## Problem details
Each entry should be quoted word for word, including every mark of punctuation.

Dataset entries
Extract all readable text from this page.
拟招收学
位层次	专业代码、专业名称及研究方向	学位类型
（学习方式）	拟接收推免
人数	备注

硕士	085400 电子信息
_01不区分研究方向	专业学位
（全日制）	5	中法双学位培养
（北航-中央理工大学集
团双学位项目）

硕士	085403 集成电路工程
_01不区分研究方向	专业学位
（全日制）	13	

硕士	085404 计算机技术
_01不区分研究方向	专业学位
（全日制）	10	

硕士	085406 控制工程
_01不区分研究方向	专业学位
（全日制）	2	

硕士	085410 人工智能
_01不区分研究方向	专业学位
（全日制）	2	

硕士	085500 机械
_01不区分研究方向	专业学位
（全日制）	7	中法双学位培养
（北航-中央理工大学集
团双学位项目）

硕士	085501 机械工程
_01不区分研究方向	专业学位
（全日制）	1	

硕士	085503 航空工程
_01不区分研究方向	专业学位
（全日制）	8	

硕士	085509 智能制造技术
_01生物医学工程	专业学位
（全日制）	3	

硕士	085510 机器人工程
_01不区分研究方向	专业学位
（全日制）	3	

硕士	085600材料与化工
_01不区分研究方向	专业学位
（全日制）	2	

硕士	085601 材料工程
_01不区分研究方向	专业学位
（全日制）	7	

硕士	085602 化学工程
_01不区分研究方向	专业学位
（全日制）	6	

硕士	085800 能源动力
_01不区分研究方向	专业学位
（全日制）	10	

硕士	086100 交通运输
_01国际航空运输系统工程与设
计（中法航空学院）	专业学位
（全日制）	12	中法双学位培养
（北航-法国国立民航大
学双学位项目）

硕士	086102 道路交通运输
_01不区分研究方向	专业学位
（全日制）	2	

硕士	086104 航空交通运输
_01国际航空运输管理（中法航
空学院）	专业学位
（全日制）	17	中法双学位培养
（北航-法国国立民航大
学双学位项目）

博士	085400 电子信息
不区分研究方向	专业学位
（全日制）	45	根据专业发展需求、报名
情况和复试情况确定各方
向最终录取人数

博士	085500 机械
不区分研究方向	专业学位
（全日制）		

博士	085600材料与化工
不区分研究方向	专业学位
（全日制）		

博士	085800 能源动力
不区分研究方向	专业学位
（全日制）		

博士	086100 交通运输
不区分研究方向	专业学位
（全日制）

## Solution for this problem
Extract all readable text from this page.
拟招收学
位层次	专业代码、专业名称及研究方向	学位类型
（学习方式）	拟接收推免
人数	备注

硕士	085400 电子信息
_01不区分研究方向	专业学位
（全日制）	5	中法双学位培养
（北航-中央理工大学集
团双学位项目）

硕士	085403 集成电路工程
_01不区分研究方向	专业学位
（全日制）	13	

硕士	085404 计算机技术
_01不区分研究方向	专业学位
（全日制）	10	

硕士	085406 控制工程
_01不区分研究方向	专业学位
（全日制）	2	

硕士	085410 人工智能
_01不区分研究方向	专业学位
（全日制）	2	

硕士	085500 机械
_01不区分研究方向	专业学位
（全日制）	7	中法双学位培养
（北航-中央理工大学集
团双学位项目）

硕士	085501 机械工程
_01不区分研究方向	专业学位
（全日制）	1	

硕士	085503 航空工程
_01不区分研究方向	专业学位
（全日制）	8	

硕士	085509 智能制造技术
_01生物医学工程	专业学位
（全日制）	3	

硕士	085510 机器人工程
_01不区分研究方向	专业学位
（全日制）	3	

硕士	085600材料与化工
_01不区分研究方向	专业学位
（全日制）	2	

硕士	085601 材料工程
_01不区分研究方向	专业学位
（全日制）	7	

硕士	085602 化学工程
_01不区分研究方向	专业学位
（全日制）	6	

硕士	085800 能源动力
_01不区分研究方向	专业学位
（全日制）	10	

硕士	086100 交通运输
_01国际航空运输系统工程与设
计（中法航空学院）	专业学位
（全日制）	12	中法双学位培养
（北航-法国国立民航大
学双学位项目）

硕士	086102 道路交通运输
_01不区分研究方向	专业学位
（全日制）	2	

硕士	086104 航空交通运输
_01国际航空运输管理（中法航
空学院）	专业学位
（全日制）	17	中法双学位培养
（北航-法国国立民航大
学双学位项目）

博士	085400 电子信息
不区分研究方向	专业学位
（全日制）	45	根据专业发展需求、报名
情况和复试情况确定各方
向最终录取人数

博士	085500 机械
不区分研究方向	专业学位
（全日制）		

博士	085600材料与化工
不区分研究方向	专业学位
（全日制）		

博士	085800 能源动力
不区分研究方向	专业学位
（全日制）		

博士	086100 交通运输
不区分研究方向	专业学位
（全日制）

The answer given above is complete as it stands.